» Directions:
Return every line of the material exactly.

*** Dataset records

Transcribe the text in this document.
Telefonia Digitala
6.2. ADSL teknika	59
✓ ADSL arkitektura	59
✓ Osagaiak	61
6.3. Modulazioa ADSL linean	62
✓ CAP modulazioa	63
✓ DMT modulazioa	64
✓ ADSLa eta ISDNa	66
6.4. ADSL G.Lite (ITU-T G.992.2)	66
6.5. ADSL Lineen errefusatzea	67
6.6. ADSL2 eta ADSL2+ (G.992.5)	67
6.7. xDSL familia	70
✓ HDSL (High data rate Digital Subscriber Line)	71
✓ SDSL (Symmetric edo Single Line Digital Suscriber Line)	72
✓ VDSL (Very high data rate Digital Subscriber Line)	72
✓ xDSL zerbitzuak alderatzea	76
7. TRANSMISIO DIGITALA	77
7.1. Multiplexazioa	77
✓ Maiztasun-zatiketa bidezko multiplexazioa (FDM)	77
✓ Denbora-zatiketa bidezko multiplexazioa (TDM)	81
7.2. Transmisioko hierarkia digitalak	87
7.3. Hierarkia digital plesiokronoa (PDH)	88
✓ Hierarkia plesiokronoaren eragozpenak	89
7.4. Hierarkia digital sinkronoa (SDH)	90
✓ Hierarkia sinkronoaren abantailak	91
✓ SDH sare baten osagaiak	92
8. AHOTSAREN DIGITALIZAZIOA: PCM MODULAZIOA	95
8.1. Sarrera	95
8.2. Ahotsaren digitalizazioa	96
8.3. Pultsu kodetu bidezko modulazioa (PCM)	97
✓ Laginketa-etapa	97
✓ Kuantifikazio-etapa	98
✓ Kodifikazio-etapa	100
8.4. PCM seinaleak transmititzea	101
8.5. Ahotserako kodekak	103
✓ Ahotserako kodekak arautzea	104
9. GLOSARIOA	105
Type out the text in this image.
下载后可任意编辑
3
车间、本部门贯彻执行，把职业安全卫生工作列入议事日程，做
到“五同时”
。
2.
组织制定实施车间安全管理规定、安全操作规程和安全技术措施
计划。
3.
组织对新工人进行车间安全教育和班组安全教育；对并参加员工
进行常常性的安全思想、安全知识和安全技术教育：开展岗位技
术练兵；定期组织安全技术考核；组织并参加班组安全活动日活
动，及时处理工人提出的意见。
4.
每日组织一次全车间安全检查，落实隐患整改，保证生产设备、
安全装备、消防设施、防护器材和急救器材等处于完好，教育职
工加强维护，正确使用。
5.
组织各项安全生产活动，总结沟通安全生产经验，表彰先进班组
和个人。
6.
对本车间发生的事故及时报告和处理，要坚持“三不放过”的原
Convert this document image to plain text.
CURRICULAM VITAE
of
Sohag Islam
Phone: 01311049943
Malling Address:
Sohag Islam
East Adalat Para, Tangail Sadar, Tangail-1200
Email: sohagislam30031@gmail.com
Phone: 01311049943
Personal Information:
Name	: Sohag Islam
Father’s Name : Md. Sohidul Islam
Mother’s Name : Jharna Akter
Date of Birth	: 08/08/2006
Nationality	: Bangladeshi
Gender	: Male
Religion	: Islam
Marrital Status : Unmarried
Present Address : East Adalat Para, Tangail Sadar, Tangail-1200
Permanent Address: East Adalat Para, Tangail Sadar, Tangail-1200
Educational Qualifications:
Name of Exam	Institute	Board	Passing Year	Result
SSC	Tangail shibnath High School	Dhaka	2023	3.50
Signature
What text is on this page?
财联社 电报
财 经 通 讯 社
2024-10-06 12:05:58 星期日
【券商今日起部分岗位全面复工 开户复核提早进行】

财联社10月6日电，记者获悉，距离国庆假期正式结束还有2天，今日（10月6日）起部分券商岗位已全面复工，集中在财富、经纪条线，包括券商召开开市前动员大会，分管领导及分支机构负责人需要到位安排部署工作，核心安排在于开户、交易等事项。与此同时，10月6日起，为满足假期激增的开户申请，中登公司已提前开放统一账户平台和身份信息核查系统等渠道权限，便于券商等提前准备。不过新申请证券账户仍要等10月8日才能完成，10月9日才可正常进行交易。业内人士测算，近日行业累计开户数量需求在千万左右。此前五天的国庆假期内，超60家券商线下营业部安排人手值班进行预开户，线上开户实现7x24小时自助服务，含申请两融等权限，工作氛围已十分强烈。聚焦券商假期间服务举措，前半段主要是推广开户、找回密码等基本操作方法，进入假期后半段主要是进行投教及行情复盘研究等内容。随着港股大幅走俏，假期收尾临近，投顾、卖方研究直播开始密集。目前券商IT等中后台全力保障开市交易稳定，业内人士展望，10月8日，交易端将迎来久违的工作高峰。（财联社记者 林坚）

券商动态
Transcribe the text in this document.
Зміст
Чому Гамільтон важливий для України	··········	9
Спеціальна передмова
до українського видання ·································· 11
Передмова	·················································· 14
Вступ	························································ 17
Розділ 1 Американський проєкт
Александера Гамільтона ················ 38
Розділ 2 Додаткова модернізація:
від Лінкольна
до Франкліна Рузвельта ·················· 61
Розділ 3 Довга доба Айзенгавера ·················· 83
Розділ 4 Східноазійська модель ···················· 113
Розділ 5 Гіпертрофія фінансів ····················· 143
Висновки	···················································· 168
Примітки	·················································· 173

******

» Task solution:
Transcribe the text in this document.
Telefonia Digitala
6.2. ADSL teknika	59
✓ ADSL arkitektura	59
✓ Osagaiak	61
6.3. Modulazioa ADSL linean	62
✓ CAP modulazioa	63
✓ DMT modulazioa	64
✓ ADSLa eta ISDNa	66
6.4. ADSL G.Lite (ITU-T G.992.2)	66
6.5. ADSL Lineen errefusatzea	67
6.6. ADSL2 eta ADSL2+ (G.992.5)	67
6.7. xDSL familia	70
✓ HDSL (High data rate Digital Subscriber Line)	71
✓ SDSL (Symmetric edo Single Line Digital Suscriber Line)	72
✓ VDSL (Very high data rate Digital Subscriber Line)	72
✓ xDSL zerbitzuak alderatzea	76
7. TRANSMISIO DIGITALA	77
7.1. Multiplexazioa	77
✓ Maiztasun-zatiketa bidezko multiplexazioa (FDM)	77
✓ Denbora-zatiketa bidezko multiplexazioa (TDM)	81
7.2. Transmisioko hierarkia digitalak	87
7.3. Hierarkia digital plesiokronoa (PDH)	88
✓ Hierarkia plesiokronoaren eragozpenak	89
7.4. Hierarkia digital sinkronoa (SDH)	90
✓ Hierarkia sinkronoaren abantailak	91
✓ SDH sare baten osagaiak	92
8. AHOTSAREN DIGITALIZAZIOA: PCM MODULAZIOA	95
8.1. Sarrera	95
8.2. Ahotsaren digitalizazioa	96
8.3. Pultsu kodetu bidezko modulazioa (PCM)	97
✓ Laginketa-etapa	97
✓ Kuantifikazio-etapa	98
✓ Kodifikazio-etapa	100
8.4. PCM seinaleak transmititzea	101
8.5. Ahotserako kodekak	103
✓ Ahotserako kodekak arautzea	104
9. GLOSARIOA	105
Type out the text in this image.
下载后可任意编辑
3
车间、本部门贯彻执行，把职业安全卫生工作列入议事日程，做
到“五同时”
。
2.
组织制定实施车间安全管理规定、安全操作规程和安全技术措施
计划。
3.
组织对新工人进行车间安全教育和班组安全教育；对并参加员工
进行常常性的安全思想、安全知识和安全技术教育：开展岗位技
术练兵；定期组织安全技术考核；组织并参加班组安全活动日活
动，及时处理工人提出的意见。
4.
每日组织一次全车间安全检查，落实隐患整改，保证生产设备、
安全装备、消防设施、防护器材和急救器材等处于完好，教育职
工加强维护，正确使用。
5.
组织各项安全生产活动，总结沟通安全生产经验，表彰先进班组
和个人。
6.
对本车间发生的事故及时报告和处理，要坚持“三不放过”的原
Convert this document image to plain text.
CURRICULAM VITAE
of
Sohag Islam
Phone: 01311049943
Malling Address:
Sohag Islam
East Adalat Para, Tangail Sadar, Tangail-1200
Email: sohagislam30031@gmail.com
Phone: 01311049943
Personal Information:
Name	: Sohag Islam
Father’s Name : Md. Sohidul Islam
Mother’s Name : Jharna Akter
Date of Birth	: 08/08/2006
Nationality	: Bangladeshi
Gender	: Male
Religion	: Islam
Marrital Status : Unmarried
Present Address : East Adalat Para, Tangail Sadar, Tangail-1200
Permanent Address: East Adalat Para, Tangail Sadar, Tangail-1200
Educational Qualifications:
Name of Exam	Institute	Board	Passing Year	Result
SSC	Tangail shibnath High School	Dhaka	2023	3.50
Signature
What text is on this page?
财联社 电报
财 经 通 讯 社
2024-10-06 12:05:58 星期日
【券商今日起部分岗位全面复工 开户复核提早进行】

财联社10月6日电，记者获悉，距离国庆假期正式结束还有2天，今日（10月6日）起部分券商岗位已全面复工，集中在财富、经纪条线，包括券商召开开市前动员大会，分管领导及分支机构负责人需要到位安排部署工作，核心安排在于开户、交易等事项。与此同时，10月6日起，为满足假期激增的开户申请，中登公司已提前开放统一账户平台和身份信息核查系统等渠道权限，便于券商等提前准备。不过新申请证券账户仍要等10月8日才能完成，10月9日才可正常进行交易。业内人士测算，近日行业累计开户数量需求在千万左右。此前五天的国庆假期内，超60家券商线下营业部安排人手值班进行预开户，线上开户实现7x24小时自助服务，含申请两融等权限，工作氛围已十分强烈。聚焦券商假期间服务举措，前半段主要是推广开户、找回密码等基本操作方法，进入假期后半段主要是进行投教及行情复盘研究等内容。随着港股大幅走俏，假期收尾临近，投顾、卖方研究直播开始密集。目前券商IT等中后台全力保障开市交易稳定，业内人士展望，10月8日，交易端将迎来久违的工作高峰。（财联社记者 林坚）

券商动态
Transcribe the text in this document.
Зміст
Чому Гамільтон важливий для України	··········	9
Спеціальна передмова
до українського видання ·································· 11
Передмова	·················································· 14
Вступ	························································ 17
Розділ 1 Американський проєкт
Александера Гамільтона ················ 38
Розділ 2 Додаткова модернізація:
від Лінкольна
до Франкліна Рузвельта ·················· 61
Розділ 3 Довга доба Айзенгавера ·················· 83
Розділ 4 Східноазійська модель ···················· 113
Розділ 5 Гіпертрофія фінансів ····················· 143
Висновки	···················································· 168
Примітки	·················································· 173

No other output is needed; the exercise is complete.